CONSIGNA. Convierte en una lista breve el párrafo de la entrevista que empieza con «Yo trabajo en un repositorio de sentidos desacralizados» y conserva sus datos principales.

TEXTO PROPORCIONADO.
########


-Eso puramente sensorial, semánticamente indecidible, más acá del orden simbólico, es lo que los psicoanalistas llaman "lo real".

-Sí. Y cuando transformo un objeto es porque a mí me gusta ese objeto como forma, a la que puedo ir y cambiarle el devenir. Obviamente no soy una ingenua, sé que son objetos sumamente potentes. No es lo mismo agarrar un crucifijo que una manzana para hablar de la forma.

-¿No temés que alguien lo interprete como una provocación?

-¡Como pasó con el Museo! Para mí era un hecho, fáctico, cambiar el color de un edificio.

-Vos querías producir una experiencia sensorial y eso fue leído como un símbolo.

-Yo trabajo en un repositorio de sentidos desacralizados. Para mí es lo mismo un automóvil o un museo que es un patrimonio histórico; yo lo voy a pensar como una misma cosa, como forma. Como algo posible de ser maleable. Suena soberbio pero no es esa mi intención. Es eso lo que me pasa cuando veo un objeto y me dan ganas de cambiarlo.

-Al estar inmersa en una experiencia estética del mundo, tu actitud esteticista ante el problema del conocimiento equivale a lo que los filósofos escépticos llamaban la epojé, la suspensión de juicio.

-Yo hablo de eso, suspender las objeciones, suspender la reflexión.

-Es una actitud ética frente al problema del conocimiento. ¡Y en tu caso proviene de la estética! En vos la estética, el hacer, esa decisión de estar inmersa constantemente en un quehacer estético…

-Todo el tiempo. Es una condena. Entrás en una frecuencia extraña… El tiempo transcurre de una manera diferente. ¡No me hago la poeta!

########

INFORMACIÓN PROPORCIONADA.

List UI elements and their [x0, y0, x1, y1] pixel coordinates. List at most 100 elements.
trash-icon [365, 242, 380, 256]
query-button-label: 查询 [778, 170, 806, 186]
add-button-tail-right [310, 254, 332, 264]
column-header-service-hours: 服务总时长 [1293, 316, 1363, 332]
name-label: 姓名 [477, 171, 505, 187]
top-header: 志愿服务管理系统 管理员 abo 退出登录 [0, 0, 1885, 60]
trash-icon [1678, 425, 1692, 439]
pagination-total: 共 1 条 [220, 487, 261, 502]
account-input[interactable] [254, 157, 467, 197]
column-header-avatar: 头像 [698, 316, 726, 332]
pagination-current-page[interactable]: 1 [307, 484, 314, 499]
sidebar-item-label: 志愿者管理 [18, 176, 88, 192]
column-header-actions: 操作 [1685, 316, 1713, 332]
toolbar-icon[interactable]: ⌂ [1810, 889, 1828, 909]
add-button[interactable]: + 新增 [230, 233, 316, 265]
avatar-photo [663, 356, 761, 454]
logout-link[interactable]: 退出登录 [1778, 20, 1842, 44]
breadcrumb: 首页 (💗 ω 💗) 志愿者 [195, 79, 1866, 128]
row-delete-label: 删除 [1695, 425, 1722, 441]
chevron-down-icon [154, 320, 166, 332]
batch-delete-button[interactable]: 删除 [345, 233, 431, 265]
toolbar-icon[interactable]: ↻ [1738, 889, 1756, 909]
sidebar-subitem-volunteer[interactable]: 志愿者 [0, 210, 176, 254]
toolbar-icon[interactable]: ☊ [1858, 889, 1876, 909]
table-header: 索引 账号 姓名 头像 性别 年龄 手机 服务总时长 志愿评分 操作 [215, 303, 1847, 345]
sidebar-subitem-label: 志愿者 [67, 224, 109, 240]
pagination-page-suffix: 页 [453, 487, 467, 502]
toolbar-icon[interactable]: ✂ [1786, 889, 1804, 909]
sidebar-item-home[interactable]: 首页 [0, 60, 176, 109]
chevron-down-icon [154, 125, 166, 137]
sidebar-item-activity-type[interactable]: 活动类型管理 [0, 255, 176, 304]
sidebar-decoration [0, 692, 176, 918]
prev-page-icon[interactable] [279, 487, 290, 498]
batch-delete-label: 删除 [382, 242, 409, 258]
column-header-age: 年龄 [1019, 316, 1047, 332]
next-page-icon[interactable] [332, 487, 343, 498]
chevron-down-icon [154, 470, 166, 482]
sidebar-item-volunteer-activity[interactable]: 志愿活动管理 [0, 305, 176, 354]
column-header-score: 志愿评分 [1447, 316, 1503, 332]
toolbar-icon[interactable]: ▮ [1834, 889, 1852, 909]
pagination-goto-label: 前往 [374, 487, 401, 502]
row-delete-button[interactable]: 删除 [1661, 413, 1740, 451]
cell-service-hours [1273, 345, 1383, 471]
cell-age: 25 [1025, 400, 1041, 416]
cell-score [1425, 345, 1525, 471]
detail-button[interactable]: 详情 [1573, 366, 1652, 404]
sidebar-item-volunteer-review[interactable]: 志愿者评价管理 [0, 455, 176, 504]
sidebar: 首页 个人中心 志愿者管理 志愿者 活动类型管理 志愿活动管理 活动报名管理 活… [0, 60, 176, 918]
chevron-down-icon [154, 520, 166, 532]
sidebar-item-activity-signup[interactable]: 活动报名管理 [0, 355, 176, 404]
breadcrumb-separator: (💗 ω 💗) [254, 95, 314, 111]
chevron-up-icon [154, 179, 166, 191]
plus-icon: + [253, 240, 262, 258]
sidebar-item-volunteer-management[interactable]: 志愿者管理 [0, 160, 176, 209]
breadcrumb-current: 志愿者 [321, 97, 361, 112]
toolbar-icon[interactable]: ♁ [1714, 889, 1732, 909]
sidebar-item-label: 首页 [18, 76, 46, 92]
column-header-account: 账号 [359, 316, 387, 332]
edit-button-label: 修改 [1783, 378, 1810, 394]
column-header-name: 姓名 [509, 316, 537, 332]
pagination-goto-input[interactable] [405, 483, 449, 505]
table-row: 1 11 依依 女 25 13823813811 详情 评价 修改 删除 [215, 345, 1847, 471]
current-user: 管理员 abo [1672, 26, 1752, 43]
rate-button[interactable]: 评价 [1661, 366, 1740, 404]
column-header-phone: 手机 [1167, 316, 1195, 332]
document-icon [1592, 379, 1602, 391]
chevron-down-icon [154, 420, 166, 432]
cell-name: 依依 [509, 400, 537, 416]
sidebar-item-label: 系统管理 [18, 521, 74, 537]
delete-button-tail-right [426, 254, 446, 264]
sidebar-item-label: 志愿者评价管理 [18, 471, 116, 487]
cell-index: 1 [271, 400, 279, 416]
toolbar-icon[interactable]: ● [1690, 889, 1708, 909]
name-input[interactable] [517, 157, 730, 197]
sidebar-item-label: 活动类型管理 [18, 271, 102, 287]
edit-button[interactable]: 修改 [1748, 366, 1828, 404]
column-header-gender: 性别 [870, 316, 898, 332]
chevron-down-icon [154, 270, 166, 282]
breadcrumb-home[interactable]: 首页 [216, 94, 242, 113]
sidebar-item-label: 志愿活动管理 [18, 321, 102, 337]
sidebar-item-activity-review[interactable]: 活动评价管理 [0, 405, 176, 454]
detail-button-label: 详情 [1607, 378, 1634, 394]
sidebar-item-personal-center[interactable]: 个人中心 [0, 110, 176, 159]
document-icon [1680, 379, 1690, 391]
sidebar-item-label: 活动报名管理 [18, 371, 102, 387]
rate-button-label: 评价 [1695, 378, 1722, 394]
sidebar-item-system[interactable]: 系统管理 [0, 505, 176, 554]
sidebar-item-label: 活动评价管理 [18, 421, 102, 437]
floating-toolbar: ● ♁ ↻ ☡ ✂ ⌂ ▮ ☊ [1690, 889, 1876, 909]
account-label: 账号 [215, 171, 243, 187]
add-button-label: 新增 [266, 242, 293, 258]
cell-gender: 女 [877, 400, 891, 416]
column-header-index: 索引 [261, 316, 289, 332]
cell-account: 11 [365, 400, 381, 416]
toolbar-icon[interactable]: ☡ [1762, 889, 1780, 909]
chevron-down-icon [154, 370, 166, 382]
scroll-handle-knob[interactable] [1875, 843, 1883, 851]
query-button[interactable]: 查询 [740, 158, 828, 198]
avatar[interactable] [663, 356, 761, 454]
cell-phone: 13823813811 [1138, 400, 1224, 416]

########

SOLUCIÓN.
- Trabaja en un repositorio de sentidos desacralizados.
- Un automóvil y un museo que es patrimonio histórico le resultan lo mismo: piensa ambos como forma.
- Considera esa forma como algo maleable.
- Admite que suena soberbio, aunque no es esa su intención.
- Al ver un objeto, le dan ganas de cambiarlo.